## Start TASK MATERIAL

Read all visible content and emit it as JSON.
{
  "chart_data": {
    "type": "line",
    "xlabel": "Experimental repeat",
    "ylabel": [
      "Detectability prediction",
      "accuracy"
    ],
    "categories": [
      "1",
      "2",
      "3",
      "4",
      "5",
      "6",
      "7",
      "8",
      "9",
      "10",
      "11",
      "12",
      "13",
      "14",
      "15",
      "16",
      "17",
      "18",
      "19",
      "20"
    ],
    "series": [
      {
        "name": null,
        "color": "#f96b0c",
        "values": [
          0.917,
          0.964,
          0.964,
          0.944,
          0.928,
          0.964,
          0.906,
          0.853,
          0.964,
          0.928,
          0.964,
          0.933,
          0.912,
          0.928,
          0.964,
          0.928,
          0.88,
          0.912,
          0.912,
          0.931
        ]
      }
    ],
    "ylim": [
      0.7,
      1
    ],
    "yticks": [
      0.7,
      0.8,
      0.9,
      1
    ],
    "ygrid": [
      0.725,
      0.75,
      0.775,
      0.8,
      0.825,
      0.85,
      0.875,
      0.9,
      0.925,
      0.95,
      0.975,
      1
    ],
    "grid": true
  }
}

## End TASK MATERIAL

WORK REQUIRED:
Reproduce the entries above in full by retyping them exactly.

THE COMPLETED TASK:
Read all visible content and emit it as JSON.
{
  "chart_data": {
    "type": "line",
    "xlabel": "Experimental repeat",
    "ylabel": [
      "Detectability prediction",
      "accuracy"
    ],
    "categories": [
      "1",
      "2",
      "3",
      "4",
      "5",
      "6",
      "7",
      "8",
      "9",
      "10",
      "11",
      "12",
      "13",
      "14",
      "15",
      "16",
      "17",
      "18",
      "19",
      "20"
    ],
    "series": [
      {
        "name": null,
        "color": "#f96b0c",
        "values": [
          0.917,
          0.964,
          0.964,
          0.944,
          0.928,
          0.964,
          0.906,
          0.853,
          0.964,
          0.928,
          0.964,
          0.933,
          0.912,
          0.928,
          0.964,
          0.928,
          0.88,
          0.912,
          0.912,
          0.931
        ]
      }
    ],
    "ylim": [
      0.7,
      1
    ],
    "yticks": [
      0.7,
      0.8,
      0.9,
      1
    ],
    "ygrid": [
      0.725,
      0.75,
      0.775,
      0.8,
      0.825,
      0.85,
      0.875,
      0.9,
      0.925,
      0.95,
      0.975,
      1
    ],
    "grid": true
  }
}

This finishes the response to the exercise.